§ Extracted entries
----

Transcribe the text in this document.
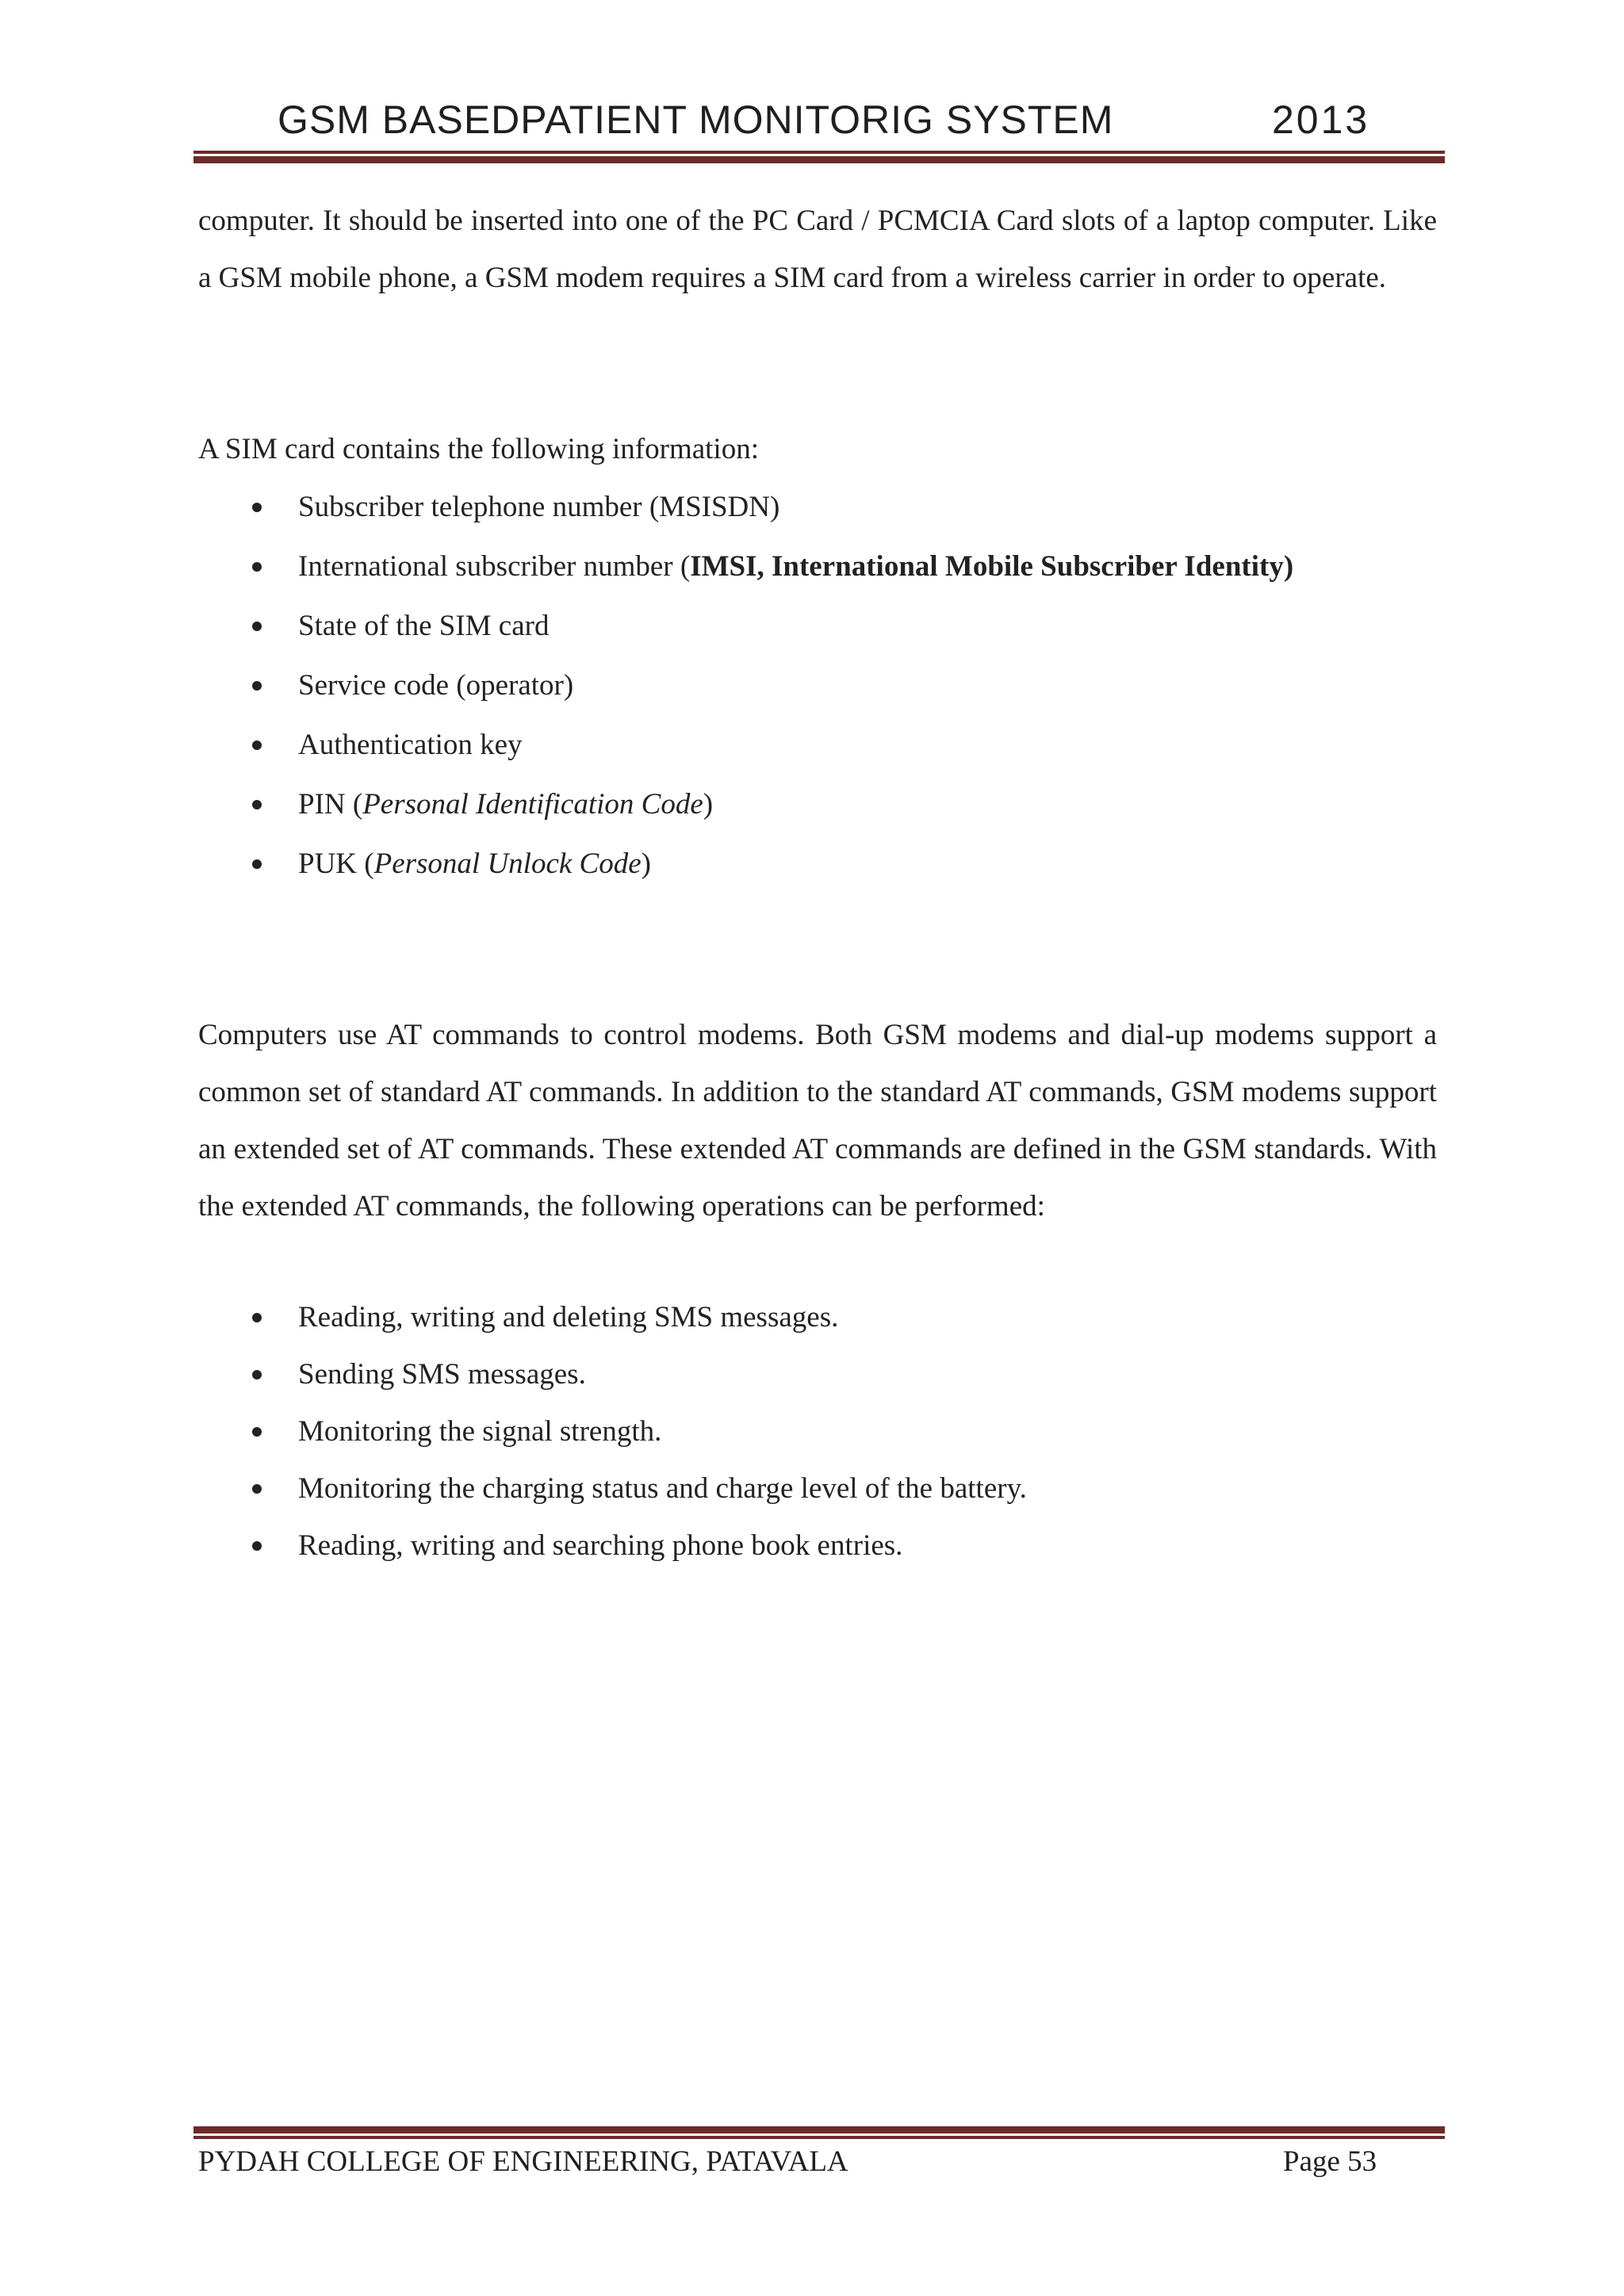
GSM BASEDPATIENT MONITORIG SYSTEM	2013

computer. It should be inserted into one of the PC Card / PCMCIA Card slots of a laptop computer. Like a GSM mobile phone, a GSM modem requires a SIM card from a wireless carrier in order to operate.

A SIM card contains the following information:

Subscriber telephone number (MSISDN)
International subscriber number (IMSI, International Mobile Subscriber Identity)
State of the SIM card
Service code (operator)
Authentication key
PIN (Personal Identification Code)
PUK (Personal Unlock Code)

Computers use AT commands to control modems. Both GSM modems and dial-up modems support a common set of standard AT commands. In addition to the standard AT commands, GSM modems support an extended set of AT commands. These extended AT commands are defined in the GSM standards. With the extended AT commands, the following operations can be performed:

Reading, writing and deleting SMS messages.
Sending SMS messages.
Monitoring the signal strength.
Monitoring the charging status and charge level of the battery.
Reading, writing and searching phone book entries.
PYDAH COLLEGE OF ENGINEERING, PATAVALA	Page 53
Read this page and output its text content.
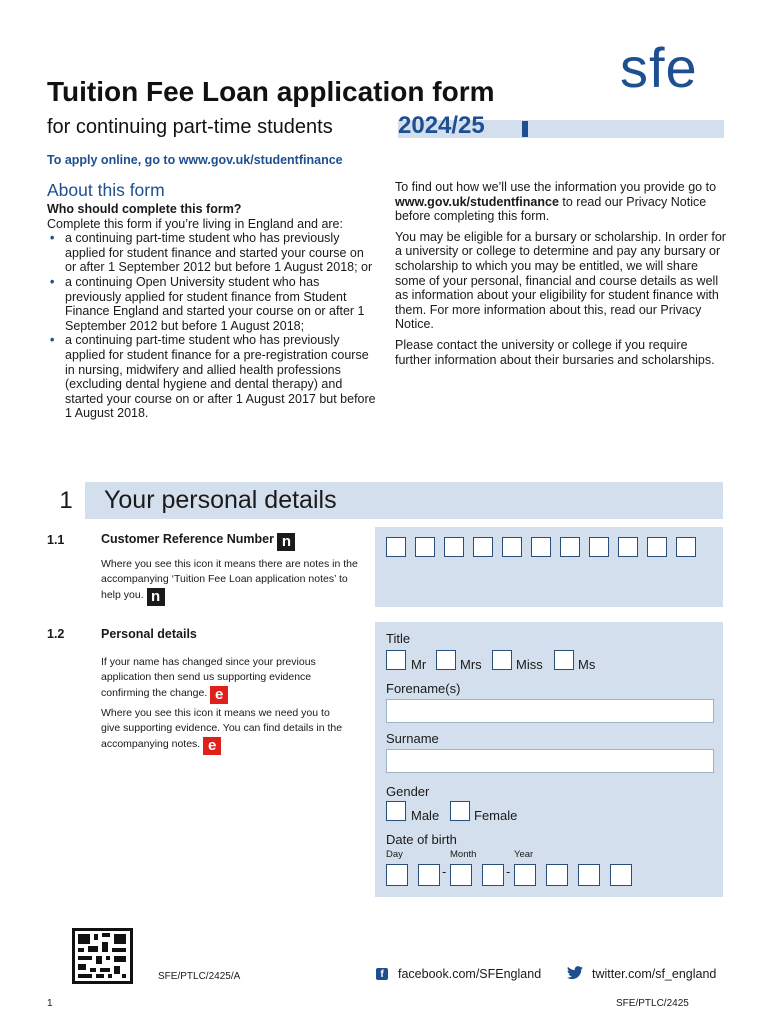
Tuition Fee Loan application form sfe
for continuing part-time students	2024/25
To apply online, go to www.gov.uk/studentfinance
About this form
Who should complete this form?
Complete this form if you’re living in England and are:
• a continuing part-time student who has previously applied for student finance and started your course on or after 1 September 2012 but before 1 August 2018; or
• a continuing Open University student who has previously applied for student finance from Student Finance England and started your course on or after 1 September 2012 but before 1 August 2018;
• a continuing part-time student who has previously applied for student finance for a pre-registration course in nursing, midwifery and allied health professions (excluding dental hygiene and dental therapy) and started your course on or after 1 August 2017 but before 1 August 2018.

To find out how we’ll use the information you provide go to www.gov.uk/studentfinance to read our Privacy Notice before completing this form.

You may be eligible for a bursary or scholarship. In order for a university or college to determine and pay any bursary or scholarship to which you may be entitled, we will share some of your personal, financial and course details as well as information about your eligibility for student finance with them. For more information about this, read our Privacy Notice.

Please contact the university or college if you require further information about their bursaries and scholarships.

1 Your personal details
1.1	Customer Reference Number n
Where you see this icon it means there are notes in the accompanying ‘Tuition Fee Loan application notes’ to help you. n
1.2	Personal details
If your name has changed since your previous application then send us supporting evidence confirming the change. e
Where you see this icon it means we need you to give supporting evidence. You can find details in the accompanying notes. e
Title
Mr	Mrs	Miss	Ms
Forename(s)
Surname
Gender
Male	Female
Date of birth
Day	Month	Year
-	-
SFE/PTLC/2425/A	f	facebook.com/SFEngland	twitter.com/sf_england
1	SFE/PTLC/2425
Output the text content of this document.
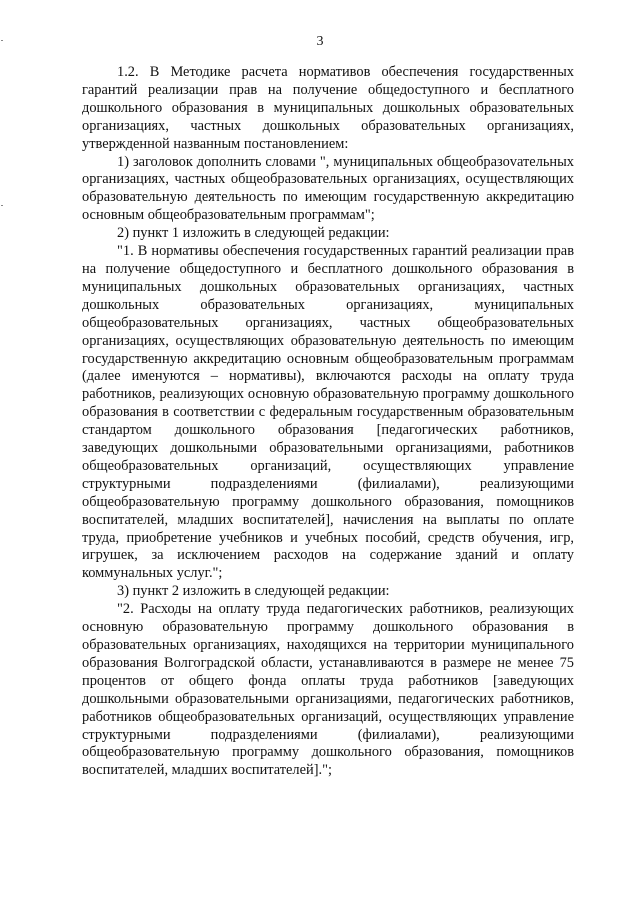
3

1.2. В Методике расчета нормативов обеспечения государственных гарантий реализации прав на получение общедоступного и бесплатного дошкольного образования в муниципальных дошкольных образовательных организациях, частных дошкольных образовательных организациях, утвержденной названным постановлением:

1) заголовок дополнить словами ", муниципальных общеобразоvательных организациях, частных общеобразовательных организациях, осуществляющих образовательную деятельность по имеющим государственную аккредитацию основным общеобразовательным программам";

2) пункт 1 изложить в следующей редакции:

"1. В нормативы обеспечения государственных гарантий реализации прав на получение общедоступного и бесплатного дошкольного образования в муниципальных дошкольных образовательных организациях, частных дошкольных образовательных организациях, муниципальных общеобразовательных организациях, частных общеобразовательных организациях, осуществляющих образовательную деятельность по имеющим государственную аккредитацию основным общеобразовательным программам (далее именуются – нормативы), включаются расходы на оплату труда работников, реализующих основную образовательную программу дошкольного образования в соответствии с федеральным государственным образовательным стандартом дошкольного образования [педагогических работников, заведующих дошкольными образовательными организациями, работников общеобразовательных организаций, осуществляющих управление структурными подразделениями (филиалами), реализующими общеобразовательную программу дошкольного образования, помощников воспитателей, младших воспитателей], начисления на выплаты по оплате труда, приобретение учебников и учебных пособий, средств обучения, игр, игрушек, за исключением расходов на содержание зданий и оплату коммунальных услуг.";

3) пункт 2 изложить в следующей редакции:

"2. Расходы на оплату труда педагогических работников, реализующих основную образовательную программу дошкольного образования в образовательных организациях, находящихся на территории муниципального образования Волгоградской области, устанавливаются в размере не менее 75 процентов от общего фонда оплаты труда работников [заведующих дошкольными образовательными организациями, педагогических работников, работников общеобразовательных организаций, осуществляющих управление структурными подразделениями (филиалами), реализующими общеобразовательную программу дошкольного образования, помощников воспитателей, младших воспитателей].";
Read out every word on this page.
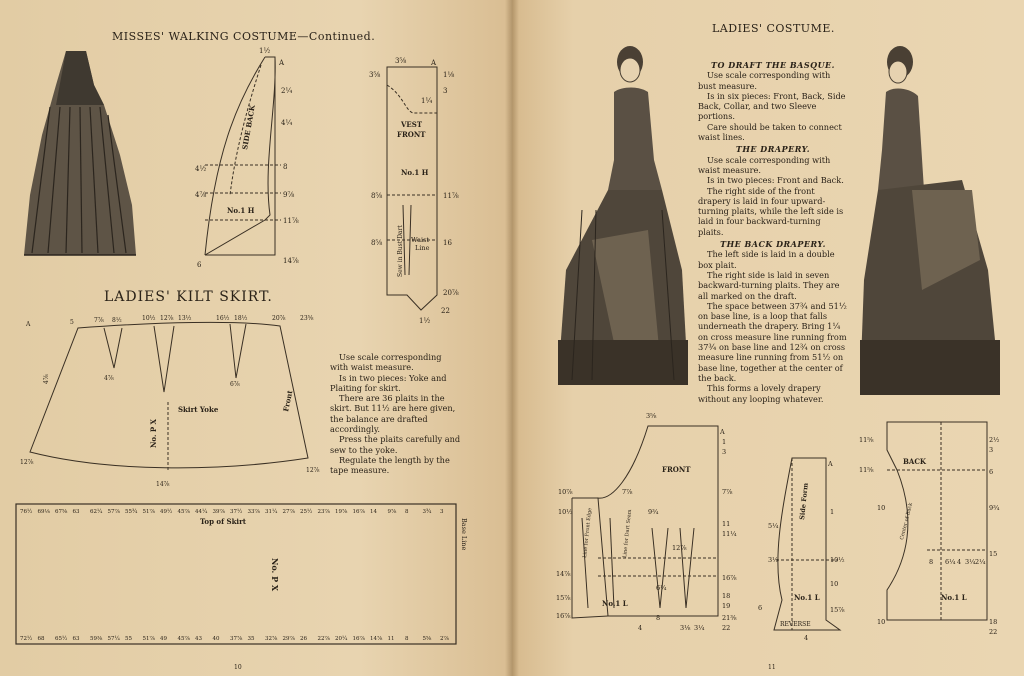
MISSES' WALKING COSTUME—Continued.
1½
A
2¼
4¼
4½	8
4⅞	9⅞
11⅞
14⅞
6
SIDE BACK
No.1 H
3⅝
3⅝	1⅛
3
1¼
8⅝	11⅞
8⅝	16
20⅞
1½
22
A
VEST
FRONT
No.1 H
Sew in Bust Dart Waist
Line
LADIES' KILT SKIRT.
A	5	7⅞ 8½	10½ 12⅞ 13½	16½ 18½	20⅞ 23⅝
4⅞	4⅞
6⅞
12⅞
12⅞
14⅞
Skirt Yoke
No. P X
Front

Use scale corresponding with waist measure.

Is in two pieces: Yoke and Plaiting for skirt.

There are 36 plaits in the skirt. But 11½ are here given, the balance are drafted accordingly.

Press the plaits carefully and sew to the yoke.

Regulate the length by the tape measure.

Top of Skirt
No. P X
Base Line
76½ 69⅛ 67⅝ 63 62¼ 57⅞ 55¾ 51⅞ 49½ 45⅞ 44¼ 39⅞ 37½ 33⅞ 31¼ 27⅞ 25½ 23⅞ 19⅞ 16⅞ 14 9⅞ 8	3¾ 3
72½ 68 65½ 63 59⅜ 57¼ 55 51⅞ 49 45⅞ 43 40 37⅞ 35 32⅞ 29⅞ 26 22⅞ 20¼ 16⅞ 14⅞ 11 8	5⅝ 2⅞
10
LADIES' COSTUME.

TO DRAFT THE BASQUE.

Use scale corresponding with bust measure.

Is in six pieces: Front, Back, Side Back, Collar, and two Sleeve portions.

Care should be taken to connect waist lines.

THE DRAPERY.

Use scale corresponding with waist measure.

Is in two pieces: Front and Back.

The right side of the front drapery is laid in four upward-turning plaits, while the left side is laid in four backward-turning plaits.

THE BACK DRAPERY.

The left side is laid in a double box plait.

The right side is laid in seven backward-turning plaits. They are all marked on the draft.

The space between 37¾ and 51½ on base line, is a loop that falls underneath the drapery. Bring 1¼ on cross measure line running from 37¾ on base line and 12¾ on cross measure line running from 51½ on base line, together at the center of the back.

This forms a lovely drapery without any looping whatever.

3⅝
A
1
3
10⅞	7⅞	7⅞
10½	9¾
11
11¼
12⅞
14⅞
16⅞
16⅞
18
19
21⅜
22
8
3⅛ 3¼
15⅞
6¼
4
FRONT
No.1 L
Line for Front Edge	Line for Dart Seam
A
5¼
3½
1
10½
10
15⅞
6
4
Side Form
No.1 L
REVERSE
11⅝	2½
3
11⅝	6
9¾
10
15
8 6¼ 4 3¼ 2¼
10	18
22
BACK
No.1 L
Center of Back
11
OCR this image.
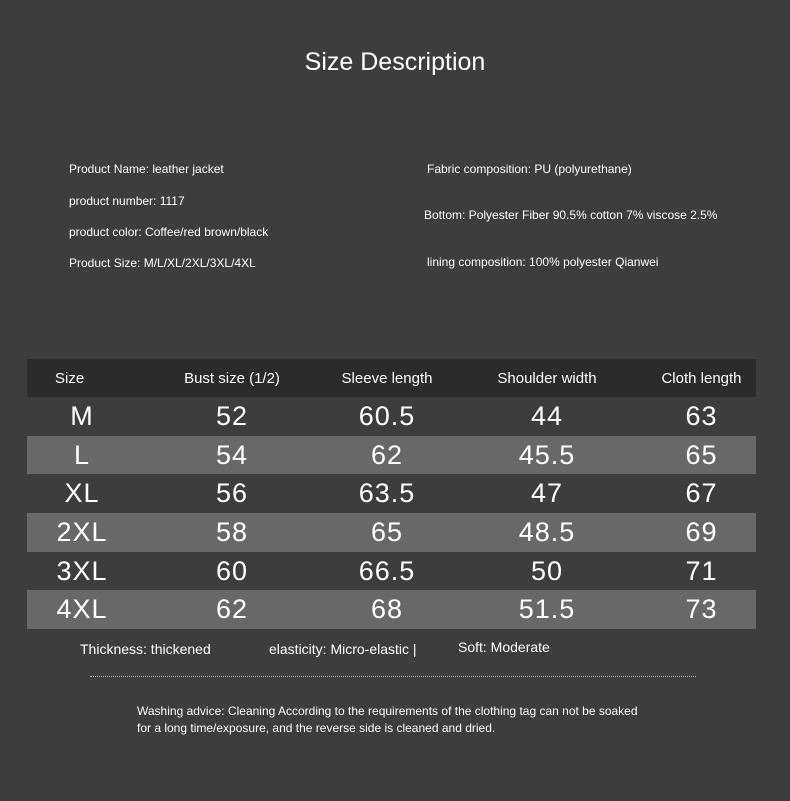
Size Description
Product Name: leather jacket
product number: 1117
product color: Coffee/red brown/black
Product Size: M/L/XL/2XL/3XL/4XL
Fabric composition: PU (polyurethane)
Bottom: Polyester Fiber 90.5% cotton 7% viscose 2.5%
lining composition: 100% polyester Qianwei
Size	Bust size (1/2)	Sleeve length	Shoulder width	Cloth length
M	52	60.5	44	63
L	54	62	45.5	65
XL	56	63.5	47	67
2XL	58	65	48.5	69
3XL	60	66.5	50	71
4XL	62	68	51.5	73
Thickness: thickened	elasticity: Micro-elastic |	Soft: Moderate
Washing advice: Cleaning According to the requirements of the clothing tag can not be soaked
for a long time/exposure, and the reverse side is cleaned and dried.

----

§ What you have to do
Write out exactly, and nothing more than, the lines of the entries above from the line containing "OCR this image." through the final line; omit any pictures.

§ Expected answer
OCR this image.
Size Description
Product Name: leather jacket
product number: 1117
product color: Coffee/red brown/black
Product Size: M/L/XL/2XL/3XL/4XL
Fabric composition: PU (polyurethane)
Bottom: Polyester Fiber 90.5% cotton 7% viscose 2.5%
lining composition: 100% polyester Qianwei
Size	Bust size (1/2)	Sleeve length	Shoulder width	Cloth length
M	52	60.5	44	63
L	54	62	45.5	65
XL	56	63.5	47	67
2XL	58	65	48.5	69
3XL	60	66.5	50	71
4XL	62	68	51.5	73
Thickness: thickened	elasticity: Micro-elastic |	Soft: Moderate
Washing advice: Cleaning According to the requirements of the clothing tag can not be soaked
for a long time/exposure, and the reverse side is cleaned and dried.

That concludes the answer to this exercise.